### Stated exercise:
Copy the data verbatim, beginning at the line containing "Deaths — [440, 264, 455, 269]" and continuing through the line containing "Deaths — [757, 267, 773, 273]", both included. Output only those lines.

### Page element annotations:
▼
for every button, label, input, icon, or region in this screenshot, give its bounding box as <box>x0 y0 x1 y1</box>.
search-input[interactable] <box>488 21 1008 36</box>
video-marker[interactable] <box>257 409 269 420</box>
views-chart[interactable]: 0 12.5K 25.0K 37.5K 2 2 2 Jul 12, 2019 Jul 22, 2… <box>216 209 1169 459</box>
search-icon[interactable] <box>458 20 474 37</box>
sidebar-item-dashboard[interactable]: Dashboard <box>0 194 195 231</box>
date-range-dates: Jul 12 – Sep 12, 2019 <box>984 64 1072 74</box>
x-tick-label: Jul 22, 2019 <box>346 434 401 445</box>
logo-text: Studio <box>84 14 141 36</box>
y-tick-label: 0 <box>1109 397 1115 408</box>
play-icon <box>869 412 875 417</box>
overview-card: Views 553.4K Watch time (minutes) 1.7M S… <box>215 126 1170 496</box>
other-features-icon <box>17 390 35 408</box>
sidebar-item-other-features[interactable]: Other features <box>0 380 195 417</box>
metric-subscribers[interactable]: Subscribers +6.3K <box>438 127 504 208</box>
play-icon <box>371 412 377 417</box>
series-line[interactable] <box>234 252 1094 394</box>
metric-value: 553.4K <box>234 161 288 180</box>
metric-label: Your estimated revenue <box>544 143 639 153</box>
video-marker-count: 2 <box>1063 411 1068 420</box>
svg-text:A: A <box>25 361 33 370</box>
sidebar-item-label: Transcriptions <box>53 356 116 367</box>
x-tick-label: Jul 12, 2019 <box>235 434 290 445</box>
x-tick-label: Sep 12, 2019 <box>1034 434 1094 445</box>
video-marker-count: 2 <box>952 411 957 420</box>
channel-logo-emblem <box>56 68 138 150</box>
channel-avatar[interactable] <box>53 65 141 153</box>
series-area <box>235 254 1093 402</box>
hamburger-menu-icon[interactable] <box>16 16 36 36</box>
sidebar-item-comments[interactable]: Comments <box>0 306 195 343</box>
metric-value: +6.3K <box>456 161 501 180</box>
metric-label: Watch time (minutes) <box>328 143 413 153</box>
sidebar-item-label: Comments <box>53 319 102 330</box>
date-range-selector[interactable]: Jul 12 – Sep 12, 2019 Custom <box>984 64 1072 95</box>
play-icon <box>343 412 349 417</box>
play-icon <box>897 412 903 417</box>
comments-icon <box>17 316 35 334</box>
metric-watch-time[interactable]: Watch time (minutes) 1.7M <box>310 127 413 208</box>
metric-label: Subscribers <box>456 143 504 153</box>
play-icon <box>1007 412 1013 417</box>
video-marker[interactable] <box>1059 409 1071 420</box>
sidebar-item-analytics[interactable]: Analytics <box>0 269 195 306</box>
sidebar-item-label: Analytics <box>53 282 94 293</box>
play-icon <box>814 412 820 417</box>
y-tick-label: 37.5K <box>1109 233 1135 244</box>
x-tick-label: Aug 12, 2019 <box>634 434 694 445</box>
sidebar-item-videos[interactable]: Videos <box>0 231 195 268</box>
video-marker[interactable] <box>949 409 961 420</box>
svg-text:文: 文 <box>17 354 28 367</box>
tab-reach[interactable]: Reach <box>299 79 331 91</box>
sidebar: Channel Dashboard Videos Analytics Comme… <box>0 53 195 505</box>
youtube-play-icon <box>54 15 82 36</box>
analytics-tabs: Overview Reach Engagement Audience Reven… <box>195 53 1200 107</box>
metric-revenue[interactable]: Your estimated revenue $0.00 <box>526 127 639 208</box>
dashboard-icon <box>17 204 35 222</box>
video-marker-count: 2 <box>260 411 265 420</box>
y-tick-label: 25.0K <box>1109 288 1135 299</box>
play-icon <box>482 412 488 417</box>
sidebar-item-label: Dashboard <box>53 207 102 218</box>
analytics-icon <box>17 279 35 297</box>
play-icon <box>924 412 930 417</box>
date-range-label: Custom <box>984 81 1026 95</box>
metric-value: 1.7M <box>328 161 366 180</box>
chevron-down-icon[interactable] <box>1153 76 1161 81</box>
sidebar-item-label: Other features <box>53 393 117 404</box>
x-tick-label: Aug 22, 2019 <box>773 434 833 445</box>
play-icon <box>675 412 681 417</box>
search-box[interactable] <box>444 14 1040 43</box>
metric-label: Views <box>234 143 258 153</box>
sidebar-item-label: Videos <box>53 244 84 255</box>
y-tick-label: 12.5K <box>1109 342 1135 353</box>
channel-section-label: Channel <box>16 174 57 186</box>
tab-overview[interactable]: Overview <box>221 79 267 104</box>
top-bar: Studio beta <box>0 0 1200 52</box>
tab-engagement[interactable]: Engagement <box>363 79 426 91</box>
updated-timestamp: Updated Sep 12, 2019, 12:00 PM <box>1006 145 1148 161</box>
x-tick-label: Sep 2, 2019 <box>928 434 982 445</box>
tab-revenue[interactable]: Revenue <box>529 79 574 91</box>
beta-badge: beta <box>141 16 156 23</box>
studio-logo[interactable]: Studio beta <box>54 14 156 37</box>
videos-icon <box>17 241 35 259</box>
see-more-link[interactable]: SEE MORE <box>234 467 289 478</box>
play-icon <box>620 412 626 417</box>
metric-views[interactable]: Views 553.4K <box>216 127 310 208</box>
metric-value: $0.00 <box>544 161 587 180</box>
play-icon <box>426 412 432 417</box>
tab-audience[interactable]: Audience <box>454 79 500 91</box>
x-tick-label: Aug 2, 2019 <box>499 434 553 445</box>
▲
▼
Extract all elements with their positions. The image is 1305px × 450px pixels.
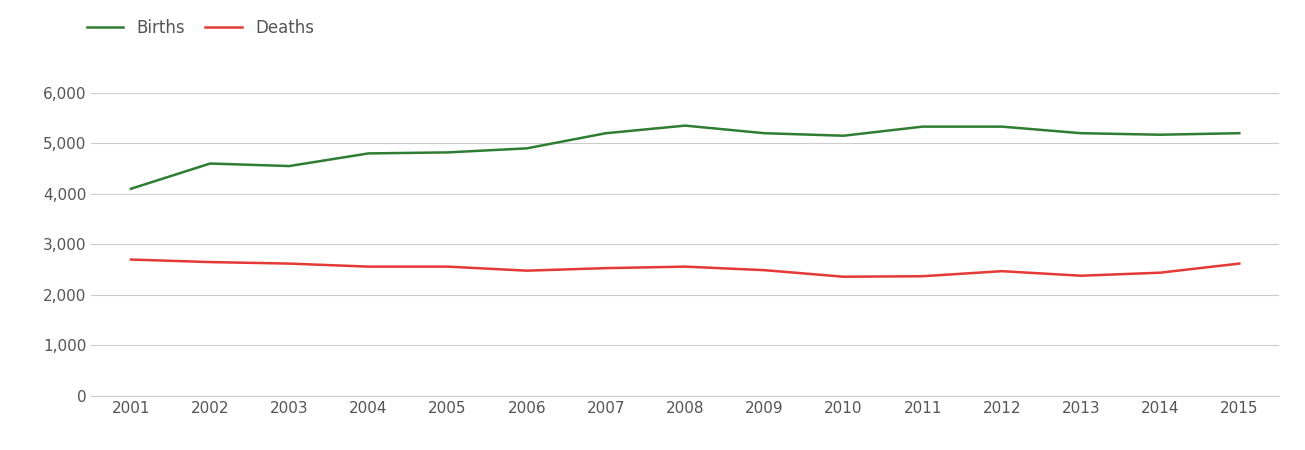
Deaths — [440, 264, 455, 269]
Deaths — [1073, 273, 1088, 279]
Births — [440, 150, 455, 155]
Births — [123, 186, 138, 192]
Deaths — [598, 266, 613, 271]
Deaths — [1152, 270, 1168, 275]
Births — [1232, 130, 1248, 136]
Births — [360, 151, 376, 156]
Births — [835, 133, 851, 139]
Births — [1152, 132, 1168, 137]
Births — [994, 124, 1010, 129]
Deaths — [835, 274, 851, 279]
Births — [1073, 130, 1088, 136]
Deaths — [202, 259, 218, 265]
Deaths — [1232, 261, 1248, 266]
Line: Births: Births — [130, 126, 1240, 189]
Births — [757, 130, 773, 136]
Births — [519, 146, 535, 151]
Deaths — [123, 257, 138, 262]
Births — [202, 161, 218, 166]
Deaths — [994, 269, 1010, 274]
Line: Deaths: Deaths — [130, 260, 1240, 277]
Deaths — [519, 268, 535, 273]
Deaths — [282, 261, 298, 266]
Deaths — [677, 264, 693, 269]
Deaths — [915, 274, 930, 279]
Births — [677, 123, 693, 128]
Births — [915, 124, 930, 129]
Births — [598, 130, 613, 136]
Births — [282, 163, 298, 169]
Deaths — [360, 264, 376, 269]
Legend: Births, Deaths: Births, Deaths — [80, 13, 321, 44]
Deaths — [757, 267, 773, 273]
▲
### Result of this task:
Deaths — [440, 264, 455, 269]
Deaths — [1073, 273, 1088, 279]
Births — [440, 150, 455, 155]
Births — [123, 186, 138, 192]
Deaths — [598, 266, 613, 271]
Deaths — [1152, 270, 1168, 275]
Births — [1232, 130, 1248, 136]
Births — [360, 151, 376, 156]
Births — [835, 133, 851, 139]
Births — [1152, 132, 1168, 137]
Births — [994, 124, 1010, 129]
Deaths — [835, 274, 851, 279]
Births — [1073, 130, 1088, 136]
Deaths — [202, 259, 218, 265]
Deaths — [1232, 261, 1248, 266]
Line: Births: Births — [130, 126, 1240, 189]
Births — [757, 130, 773, 136]
Births — [519, 146, 535, 151]
Deaths — [123, 257, 138, 262]
Births — [202, 161, 218, 166]
Deaths — [994, 269, 1010, 274]
Line: Deaths: Deaths — [130, 260, 1240, 277]
Deaths — [519, 268, 535, 273]
Deaths — [282, 261, 298, 266]
Deaths — [677, 264, 693, 269]
Deaths — [915, 274, 930, 279]
Births — [677, 123, 693, 128]
Births — [915, 124, 930, 129]
Births — [598, 130, 613, 136]
Births — [282, 163, 298, 169]
Deaths — [360, 264, 376, 269]
Legend: Births, Deaths: Births, Deaths — [80, 13, 321, 44]
Deaths — [757, 267, 773, 273]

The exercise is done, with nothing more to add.